### What you have to do
Pull each line containing "document" out of the data and copy it.

(Some records)
(begin)

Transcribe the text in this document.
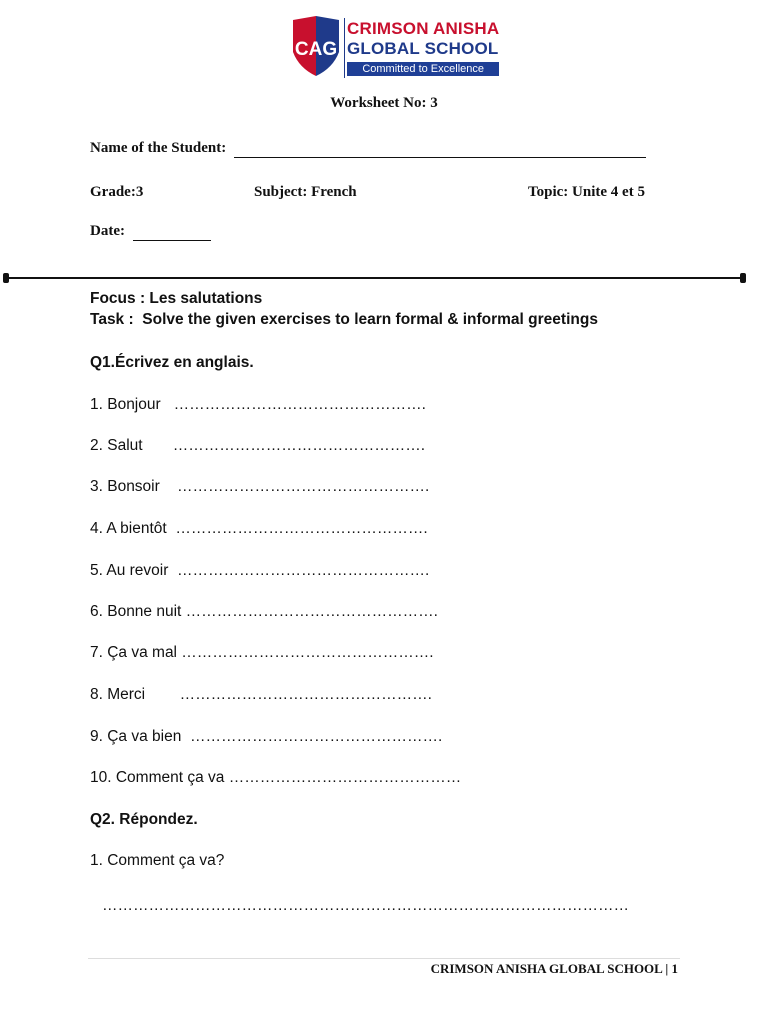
CAG
CRIMSON ANISHA
GLOBAL SCHOOL
Committed to Excellence
Worksheet No: 3
Name of the Student:
Grade:3	Subject: French	Topic: Unite 4 et 5
Date:
Focus : Les salutations
Task :  Solve the given exercises to learn formal & informal greetings
Q1.Écrivez en anglais.
1. Bonjour   ………………………………………….
2. Salut       ………………………………………….
3. Bonsoir    ………………………………………….
4. A bientôt  ………………………………………….
5. Au revoir  ………………………………………….
6. Bonne nuit ………………………………………….
7. Ça va mal ………………………………………….
8. Merci        ………………………………………….
9. Ça va bien  ………………………………………….
10. Comment ça va ………………………………………
Q2. Répondez.
1. Comment ça va?
…………………………………………………………………………………………
CRIMSON ANISHA GLOBAL SCHOOL | 1
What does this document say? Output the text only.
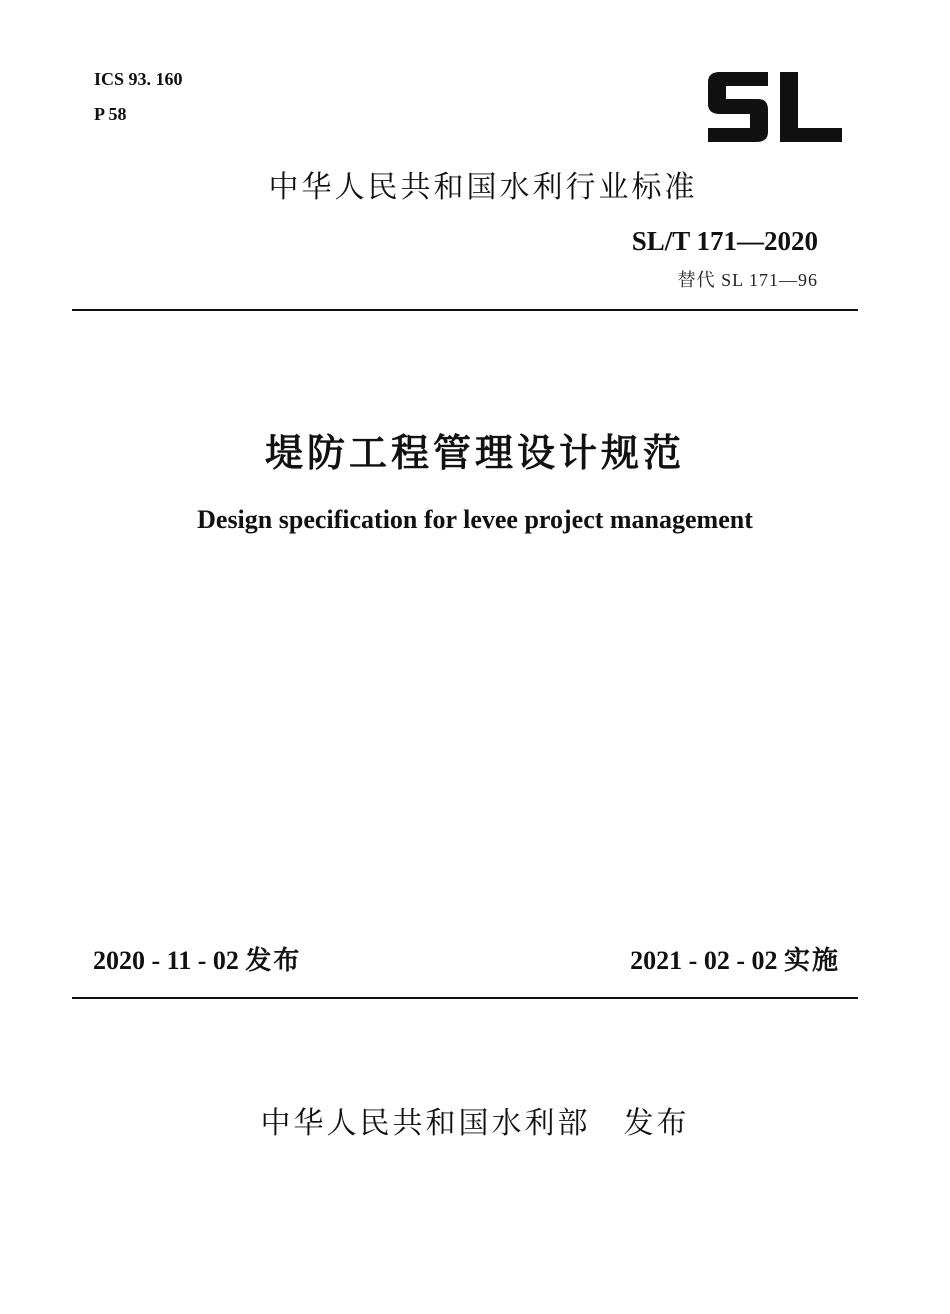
ICS 93. 160
P 58
中华人民共和国水利行业标准
SL/T 171—2020
替代 SL 171—96
堤防工程管理设计规范
Design specification for levee project management
2020 - 11 - 02 发布	2021 - 02 - 02 实施
中华人民共和国水利部　发布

(end)

### Worked solution
Transcribe the text in this document.
What does this document say? Output the text only.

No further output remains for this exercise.